start

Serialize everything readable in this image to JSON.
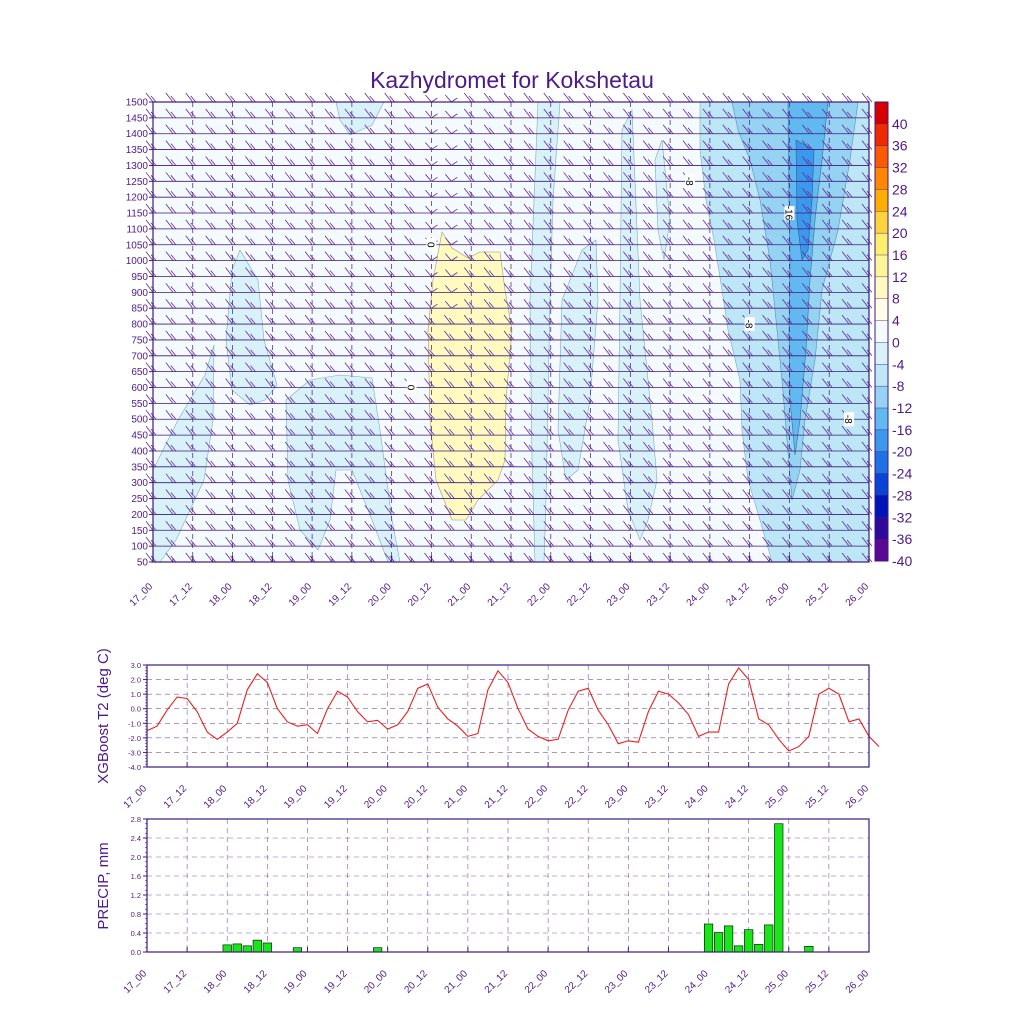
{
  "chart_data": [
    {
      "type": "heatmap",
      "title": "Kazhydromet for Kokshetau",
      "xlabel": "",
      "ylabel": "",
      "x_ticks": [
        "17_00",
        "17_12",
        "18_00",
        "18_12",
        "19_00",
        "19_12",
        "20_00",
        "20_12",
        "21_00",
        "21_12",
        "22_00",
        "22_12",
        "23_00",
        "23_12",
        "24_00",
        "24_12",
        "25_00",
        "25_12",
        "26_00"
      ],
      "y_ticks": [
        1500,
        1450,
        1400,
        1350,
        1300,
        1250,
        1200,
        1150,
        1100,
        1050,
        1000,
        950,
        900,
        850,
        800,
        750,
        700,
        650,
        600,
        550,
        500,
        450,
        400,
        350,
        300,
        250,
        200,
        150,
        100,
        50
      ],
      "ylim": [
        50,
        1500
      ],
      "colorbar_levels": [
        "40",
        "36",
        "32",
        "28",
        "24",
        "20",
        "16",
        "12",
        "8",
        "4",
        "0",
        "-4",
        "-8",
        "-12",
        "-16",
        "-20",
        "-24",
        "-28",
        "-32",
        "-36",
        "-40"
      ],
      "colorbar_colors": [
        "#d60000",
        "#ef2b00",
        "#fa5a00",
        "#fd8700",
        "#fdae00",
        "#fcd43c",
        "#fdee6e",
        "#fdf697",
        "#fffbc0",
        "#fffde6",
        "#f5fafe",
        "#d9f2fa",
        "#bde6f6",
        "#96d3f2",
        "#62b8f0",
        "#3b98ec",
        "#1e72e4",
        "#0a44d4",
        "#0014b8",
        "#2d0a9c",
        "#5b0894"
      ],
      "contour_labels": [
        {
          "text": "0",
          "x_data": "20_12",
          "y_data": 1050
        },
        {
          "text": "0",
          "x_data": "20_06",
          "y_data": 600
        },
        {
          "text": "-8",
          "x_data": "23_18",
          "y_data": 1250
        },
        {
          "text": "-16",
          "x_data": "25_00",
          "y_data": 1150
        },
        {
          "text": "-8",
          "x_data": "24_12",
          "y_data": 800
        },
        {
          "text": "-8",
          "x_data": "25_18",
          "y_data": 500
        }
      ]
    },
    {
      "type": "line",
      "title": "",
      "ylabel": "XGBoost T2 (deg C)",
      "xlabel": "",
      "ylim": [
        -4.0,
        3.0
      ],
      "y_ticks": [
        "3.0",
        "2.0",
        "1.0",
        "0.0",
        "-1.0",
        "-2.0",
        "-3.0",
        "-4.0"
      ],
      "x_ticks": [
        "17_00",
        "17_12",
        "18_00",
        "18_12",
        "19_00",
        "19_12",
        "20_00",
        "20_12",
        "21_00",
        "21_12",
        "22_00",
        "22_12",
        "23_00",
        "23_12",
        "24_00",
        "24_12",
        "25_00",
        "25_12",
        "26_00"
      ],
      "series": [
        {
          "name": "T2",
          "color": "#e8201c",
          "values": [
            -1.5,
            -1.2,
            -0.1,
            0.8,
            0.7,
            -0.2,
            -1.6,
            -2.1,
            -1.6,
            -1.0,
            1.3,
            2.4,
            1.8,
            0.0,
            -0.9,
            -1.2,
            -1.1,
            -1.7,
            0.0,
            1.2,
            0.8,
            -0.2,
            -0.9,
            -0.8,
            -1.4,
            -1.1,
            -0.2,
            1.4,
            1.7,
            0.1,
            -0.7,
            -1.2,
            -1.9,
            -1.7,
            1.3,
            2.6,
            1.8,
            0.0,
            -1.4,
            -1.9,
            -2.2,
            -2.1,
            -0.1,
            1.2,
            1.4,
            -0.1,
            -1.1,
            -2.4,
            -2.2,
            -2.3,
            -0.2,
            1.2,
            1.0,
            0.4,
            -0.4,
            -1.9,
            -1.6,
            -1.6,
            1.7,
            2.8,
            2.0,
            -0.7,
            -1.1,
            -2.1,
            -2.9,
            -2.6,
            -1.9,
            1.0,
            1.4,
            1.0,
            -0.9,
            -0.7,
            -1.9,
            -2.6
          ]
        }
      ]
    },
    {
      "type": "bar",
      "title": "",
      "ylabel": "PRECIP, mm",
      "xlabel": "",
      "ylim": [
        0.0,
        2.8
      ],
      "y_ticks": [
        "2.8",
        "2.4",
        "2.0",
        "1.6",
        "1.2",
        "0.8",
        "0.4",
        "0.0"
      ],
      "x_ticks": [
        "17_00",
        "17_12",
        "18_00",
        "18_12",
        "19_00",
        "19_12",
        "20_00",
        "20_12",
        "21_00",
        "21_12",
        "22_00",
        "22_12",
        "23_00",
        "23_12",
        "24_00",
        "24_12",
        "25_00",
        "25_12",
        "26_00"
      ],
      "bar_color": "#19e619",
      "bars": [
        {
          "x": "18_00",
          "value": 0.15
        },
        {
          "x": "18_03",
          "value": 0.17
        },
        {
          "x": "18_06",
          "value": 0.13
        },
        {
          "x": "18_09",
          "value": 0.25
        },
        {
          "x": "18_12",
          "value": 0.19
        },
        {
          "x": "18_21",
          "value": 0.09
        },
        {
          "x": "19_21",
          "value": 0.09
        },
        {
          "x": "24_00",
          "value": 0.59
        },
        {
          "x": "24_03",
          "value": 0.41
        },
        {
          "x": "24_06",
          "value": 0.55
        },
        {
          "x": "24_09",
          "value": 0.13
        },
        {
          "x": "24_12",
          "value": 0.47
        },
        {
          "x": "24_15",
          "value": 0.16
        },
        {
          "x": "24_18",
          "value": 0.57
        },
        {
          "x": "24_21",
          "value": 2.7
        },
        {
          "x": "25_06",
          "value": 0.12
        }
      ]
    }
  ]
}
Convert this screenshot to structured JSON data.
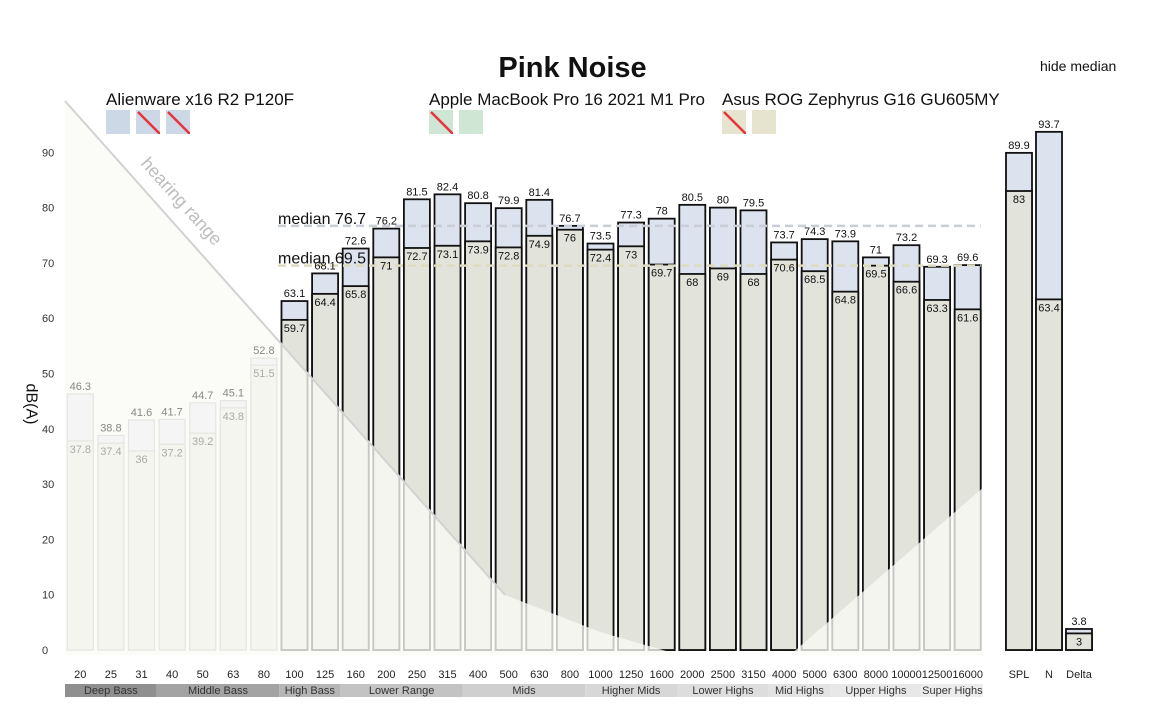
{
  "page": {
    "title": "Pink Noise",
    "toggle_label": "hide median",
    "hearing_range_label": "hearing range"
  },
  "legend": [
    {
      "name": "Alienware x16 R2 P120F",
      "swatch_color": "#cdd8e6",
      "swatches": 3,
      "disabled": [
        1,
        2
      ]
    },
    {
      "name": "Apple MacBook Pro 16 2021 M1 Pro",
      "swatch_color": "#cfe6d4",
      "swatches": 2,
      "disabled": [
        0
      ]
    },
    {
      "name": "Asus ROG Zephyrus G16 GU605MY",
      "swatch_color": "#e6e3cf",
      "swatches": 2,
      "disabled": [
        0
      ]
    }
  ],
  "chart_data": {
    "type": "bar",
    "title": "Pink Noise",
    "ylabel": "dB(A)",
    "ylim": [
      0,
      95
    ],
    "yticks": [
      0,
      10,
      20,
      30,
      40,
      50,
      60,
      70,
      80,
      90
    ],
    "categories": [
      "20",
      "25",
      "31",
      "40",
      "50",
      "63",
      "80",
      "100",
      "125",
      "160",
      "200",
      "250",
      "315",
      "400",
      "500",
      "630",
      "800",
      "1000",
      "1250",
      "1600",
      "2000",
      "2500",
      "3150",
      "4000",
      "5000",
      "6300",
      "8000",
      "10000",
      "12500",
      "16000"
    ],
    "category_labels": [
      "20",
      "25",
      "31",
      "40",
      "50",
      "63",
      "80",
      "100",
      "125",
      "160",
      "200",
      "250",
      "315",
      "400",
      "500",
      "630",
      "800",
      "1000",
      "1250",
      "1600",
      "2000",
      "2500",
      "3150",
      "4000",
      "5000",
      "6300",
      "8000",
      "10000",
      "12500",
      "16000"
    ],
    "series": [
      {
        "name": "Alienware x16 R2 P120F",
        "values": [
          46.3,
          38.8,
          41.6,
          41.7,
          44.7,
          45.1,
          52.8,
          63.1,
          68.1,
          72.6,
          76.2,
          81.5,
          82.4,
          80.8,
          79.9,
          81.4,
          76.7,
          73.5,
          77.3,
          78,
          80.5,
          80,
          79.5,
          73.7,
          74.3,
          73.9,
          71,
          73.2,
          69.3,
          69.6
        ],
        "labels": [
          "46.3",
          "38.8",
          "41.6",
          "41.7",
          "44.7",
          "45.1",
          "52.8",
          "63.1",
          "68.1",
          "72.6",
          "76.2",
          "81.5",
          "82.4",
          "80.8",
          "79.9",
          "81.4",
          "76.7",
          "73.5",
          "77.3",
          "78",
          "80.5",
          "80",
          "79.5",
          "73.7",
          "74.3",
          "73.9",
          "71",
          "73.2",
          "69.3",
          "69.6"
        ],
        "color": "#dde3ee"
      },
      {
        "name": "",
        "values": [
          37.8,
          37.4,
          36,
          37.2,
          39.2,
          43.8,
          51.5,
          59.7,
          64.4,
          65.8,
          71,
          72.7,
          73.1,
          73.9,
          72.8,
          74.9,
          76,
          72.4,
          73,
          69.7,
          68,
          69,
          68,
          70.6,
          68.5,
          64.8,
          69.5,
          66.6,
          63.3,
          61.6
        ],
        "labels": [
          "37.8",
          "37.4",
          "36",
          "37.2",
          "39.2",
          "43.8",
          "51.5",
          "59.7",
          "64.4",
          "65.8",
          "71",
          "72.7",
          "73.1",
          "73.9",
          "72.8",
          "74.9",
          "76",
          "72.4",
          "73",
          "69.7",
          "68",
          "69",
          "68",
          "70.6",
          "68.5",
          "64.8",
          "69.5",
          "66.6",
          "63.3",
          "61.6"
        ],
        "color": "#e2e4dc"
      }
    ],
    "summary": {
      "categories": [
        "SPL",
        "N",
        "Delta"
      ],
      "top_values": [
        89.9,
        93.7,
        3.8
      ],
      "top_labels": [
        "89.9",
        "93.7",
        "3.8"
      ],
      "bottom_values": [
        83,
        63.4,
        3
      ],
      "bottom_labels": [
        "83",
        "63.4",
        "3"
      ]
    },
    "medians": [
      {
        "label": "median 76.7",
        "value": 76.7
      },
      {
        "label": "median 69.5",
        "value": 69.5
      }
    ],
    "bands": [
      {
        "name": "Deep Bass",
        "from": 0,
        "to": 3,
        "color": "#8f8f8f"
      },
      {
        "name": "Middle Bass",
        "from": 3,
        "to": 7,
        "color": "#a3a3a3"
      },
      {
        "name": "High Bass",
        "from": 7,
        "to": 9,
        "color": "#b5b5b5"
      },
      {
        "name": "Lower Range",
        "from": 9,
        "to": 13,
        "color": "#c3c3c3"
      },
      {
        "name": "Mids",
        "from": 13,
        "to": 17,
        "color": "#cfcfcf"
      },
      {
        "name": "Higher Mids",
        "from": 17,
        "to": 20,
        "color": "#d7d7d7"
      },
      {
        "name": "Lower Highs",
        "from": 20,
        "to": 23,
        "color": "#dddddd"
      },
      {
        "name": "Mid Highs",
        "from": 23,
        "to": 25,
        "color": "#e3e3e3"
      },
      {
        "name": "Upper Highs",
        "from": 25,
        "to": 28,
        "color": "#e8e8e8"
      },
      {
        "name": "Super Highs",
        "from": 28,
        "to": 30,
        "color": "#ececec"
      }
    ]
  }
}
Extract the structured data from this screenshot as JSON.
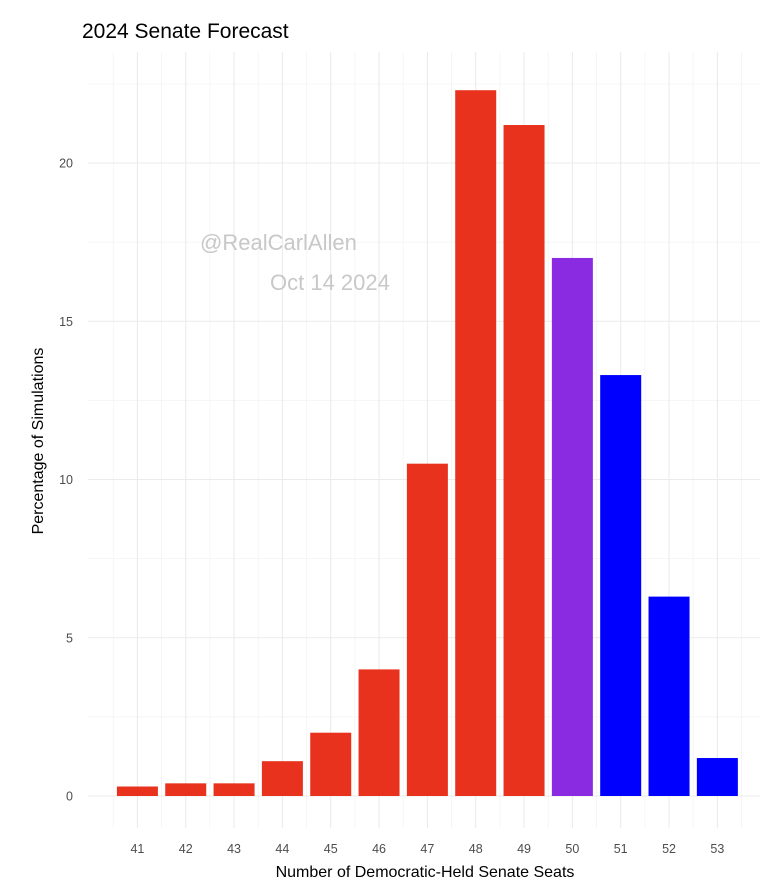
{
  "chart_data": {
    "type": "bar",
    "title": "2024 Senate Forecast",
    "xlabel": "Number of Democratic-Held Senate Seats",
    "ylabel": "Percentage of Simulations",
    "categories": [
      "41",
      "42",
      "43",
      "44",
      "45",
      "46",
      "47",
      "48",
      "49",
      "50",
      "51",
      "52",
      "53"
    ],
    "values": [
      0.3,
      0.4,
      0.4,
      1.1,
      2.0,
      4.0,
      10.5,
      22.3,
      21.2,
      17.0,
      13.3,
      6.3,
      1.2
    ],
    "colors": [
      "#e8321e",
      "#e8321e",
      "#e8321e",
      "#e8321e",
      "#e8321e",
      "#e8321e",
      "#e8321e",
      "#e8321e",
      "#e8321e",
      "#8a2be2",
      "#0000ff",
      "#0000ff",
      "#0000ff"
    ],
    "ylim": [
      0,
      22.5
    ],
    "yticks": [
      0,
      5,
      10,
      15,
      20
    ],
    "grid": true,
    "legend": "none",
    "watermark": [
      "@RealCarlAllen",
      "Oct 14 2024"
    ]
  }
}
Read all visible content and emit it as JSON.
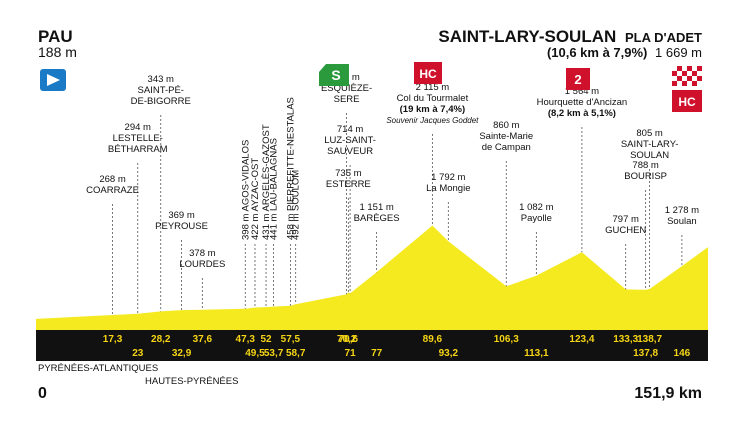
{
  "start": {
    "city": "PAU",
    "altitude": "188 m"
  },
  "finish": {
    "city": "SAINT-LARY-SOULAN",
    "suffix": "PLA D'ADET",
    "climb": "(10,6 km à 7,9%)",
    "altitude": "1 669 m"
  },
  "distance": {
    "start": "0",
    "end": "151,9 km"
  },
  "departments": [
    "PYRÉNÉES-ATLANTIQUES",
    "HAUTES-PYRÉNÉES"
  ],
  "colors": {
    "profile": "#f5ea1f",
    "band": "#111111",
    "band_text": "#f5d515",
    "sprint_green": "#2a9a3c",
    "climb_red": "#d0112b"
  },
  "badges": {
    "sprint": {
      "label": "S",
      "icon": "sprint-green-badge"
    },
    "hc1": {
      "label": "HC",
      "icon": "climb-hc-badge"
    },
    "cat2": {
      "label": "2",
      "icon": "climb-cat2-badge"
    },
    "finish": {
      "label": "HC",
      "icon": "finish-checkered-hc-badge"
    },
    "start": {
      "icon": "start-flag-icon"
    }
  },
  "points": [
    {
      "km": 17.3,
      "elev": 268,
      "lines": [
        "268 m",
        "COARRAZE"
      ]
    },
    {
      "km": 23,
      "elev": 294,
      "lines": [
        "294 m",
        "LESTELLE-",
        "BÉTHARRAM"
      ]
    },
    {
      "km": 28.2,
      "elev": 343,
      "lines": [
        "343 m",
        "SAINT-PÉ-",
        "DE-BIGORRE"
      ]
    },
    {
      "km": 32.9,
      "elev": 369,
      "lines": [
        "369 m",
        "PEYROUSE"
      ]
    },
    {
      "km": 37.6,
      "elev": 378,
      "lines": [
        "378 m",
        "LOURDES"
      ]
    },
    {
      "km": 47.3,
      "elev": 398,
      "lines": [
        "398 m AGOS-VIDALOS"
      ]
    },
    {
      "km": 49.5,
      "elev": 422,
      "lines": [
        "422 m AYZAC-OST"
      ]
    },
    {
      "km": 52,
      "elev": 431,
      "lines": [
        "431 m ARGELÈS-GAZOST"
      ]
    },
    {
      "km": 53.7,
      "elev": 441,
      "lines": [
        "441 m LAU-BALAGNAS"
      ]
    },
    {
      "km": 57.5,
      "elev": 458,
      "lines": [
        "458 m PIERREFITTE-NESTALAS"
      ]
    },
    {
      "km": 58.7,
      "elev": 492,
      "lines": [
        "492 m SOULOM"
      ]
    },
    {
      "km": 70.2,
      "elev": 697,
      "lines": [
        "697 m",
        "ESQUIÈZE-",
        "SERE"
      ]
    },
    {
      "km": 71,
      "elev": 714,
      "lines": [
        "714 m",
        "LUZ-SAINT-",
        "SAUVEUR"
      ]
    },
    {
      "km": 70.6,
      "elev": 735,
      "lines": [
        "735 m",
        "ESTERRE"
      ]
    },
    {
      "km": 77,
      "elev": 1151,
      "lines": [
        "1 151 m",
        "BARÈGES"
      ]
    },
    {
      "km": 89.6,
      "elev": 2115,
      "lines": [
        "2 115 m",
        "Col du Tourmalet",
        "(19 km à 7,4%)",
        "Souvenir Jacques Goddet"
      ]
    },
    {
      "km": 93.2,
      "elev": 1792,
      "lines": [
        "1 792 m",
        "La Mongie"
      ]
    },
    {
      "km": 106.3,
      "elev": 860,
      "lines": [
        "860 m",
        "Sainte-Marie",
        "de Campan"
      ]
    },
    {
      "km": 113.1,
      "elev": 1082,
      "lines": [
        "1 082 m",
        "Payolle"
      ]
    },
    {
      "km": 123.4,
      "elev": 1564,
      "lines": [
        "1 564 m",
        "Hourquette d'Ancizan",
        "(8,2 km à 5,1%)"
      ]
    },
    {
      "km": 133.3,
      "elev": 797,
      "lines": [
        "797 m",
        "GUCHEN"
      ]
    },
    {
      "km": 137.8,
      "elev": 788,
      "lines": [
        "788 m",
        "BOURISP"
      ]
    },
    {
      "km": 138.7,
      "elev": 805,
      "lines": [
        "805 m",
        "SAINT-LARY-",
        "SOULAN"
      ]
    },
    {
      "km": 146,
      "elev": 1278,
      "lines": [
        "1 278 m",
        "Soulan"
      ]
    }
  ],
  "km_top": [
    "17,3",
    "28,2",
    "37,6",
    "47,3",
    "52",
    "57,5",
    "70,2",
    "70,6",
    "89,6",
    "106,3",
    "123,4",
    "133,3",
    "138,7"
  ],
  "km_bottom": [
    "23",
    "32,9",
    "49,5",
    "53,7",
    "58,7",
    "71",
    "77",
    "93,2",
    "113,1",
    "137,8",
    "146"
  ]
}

end

## [Exercise requirements]
Pick out the lines containing the string "Highs".

## [Answer to this exercise]
        "name": "Lower Highs",
        "name": "Mid Highs",
        "name": "Upper Highs",
        "name": "Super Highs",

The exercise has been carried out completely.